[Records]
--- begin ---

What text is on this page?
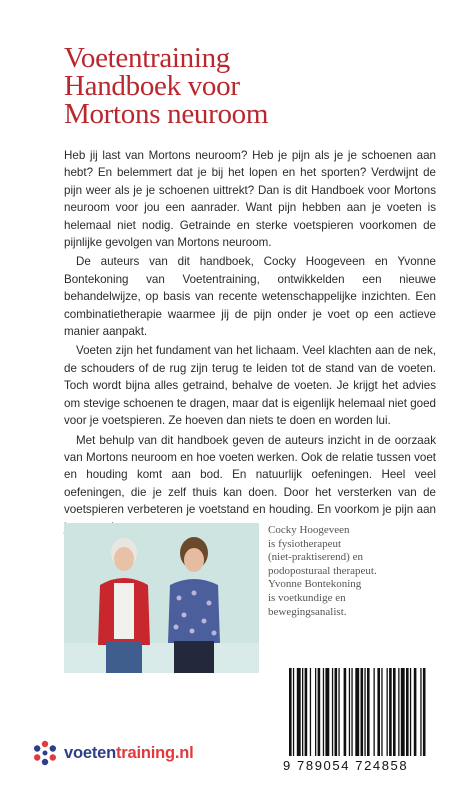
Voetentraining
Handboek voor
Mortons neuroom

Heb jij last van Mortons neuroom? Heb je pijn als je je schoenen aan hebt? En belemmert dat je bij het lopen en het sporten? Verdwijnt de pijn weer als je je schoenen uittrekt? Dan is dit Handboek voor Mortons neuroom voor jou een aanrader. Want pijn hebben aan je voeten is helemaal niet nodig. Getrainde en sterke voetspieren voorkomen de pijnlijke gevolgen van Mortons neuroom.

De auteurs van dit handboek, Cocky Hoogeveen en Yvonne Bontekoning van Voetentraining, ontwikkelden een nieuwe behandelwijze, op basis van recente wetenschappelijke inzichten. Een combinatietherapie waarmee jij de pijn onder je voet op een actieve manier aanpakt.

Voeten zijn het fundament van het lichaam. Veel klachten aan de nek, de schouders of de rug zijn terug te leiden tot de stand van de voeten. Toch wordt bijna alles getraind, behalve de voeten. Je krijgt het advies om stevige schoenen te dragen, maar dat is eigenlijk helemaal niet goed voor je voetspieren. Ze hoeven dan niets te doen en worden lui.

Met behulp van dit handboek geven de auteurs inzicht in de oorzaak van Mortons neuroom en hoe voeten werken. Ook de relatie tussen voet en houding komt aan bod. En natuurlijk oefeningen. Heel veel oefeningen, die je zelf thuis kan doen. Door het versterken van de voetspieren verbeteren je voetstand en houding. En voorkom je pijn aan

Cocky Hoogeveen
is fysiotherapeut
(niet-praktiserend) en
podoposturaal therapeut.
Yvonne Bontekoning
is voetkundige en
bewegingsanalist.
9 789054 724858
voetentraining.nl
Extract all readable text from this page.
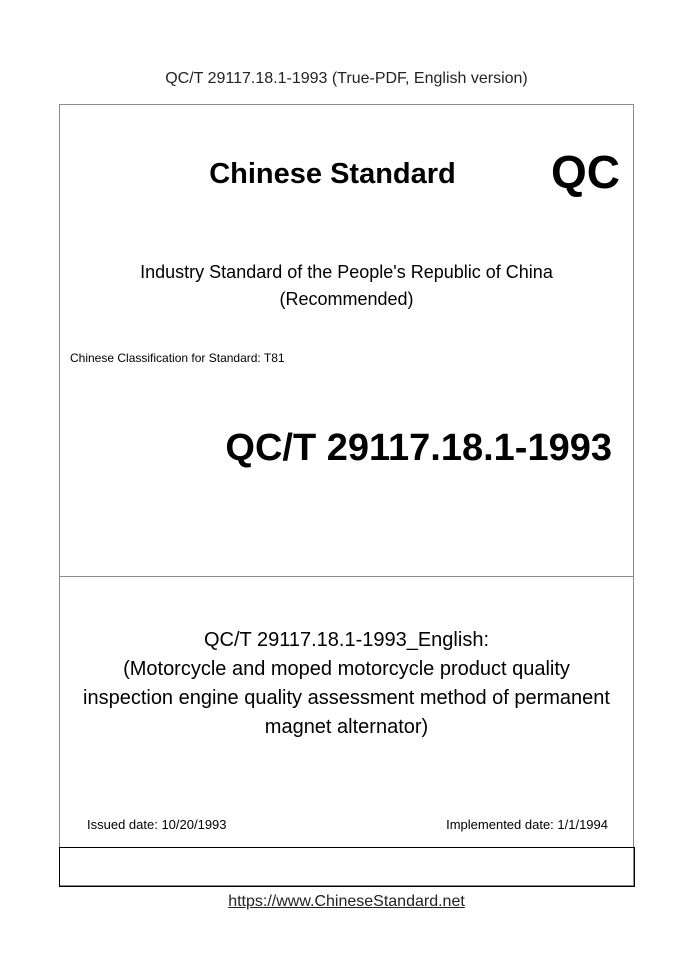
QC/T 29117.18.1-1993 (True-PDF, English version)
Chinese Standard	QC
Industry Standard of the People's Republic of China
(Recommended)
Chinese Classification for Standard: T81
QC/T 29117.18.1-1993
QC/T 29117.18.1-1993_English:
(Motorcycle and moped motorcycle product quality
inspection engine quality assessment method of permanent
magnet alternator)
Issued date: 10/20/1993	Implemented date: 1/1/1994
https://www.ChineseStandard.net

--- end ---

Task =
Repeat the data exactly, dropping every picture it holds.

Result =
What text is on this page?
Voetentraining
Handboek voor
Mortons neuroom

Heb jij last van Mortons neuroom? Heb je pijn als je je schoenen aan hebt? En belemmert dat je bij het lopen en het sporten? Verdwijnt de pijn weer als je je schoenen uittrekt? Dan is dit Handboek voor Mortons neuroom voor jou een aanrader. Want pijn hebben aan je voeten is helemaal niet nodig. Getrainde en sterke voetspieren voorkomen de pijnlijke gevolgen van Mortons neuroom.

De auteurs van dit handboek, Cocky Hoogeveen en Yvonne Bontekoning van Voetentraining, ontwikkelden een nieuwe behandelwijze, op basis van recente wetenschappelijke inzichten. Een combinatietherapie waarmee jij de pijn onder je voet op een actieve manier aanpakt.

Voeten zijn het fundament van het lichaam. Veel klachten aan de nek, de schouders of de rug zijn terug te leiden tot de stand van de voeten. Toch wordt bijna alles getraind, behalve de voeten. Je krijgt het advies om stevige schoenen te dragen, maar dat is eigenlijk helemaal niet goed voor je voetspieren. Ze hoeven dan niets te doen en worden lui.

Met behulp van dit handboek geven de auteurs inzicht in de oorzaak van Mortons neuroom en hoe voeten werken. Ook de relatie tussen voet en houding komt aan bod. En natuurlijk oefeningen. Heel veel oefeningen, die je zelf thuis kan doen. Door het versterken van de voetspieren verbeteren je voetstand en houding. En voorkom je pijn aan

Cocky Hoogeveen
is fysiotherapeut
(niet-praktiserend) en
podoposturaal therapeut.
Yvonne Bontekoning
is voetkundige en
bewegingsanalist.
9 789054 724858
voetentraining.nl
Extract all readable text from this page.
QC/T 29117.18.1-1993 (True-PDF, English version)
Chinese Standard	QC
Industry Standard of the People's Republic of China
(Recommended)
Chinese Classification for Standard: T81
QC/T 29117.18.1-1993
QC/T 29117.18.1-1993_English:
(Motorcycle and moped motorcycle product quality
inspection engine quality assessment method of permanent
magnet alternator)
Issued date: 10/20/1993	Implemented date: 1/1/1994
https://www.ChineseStandard.net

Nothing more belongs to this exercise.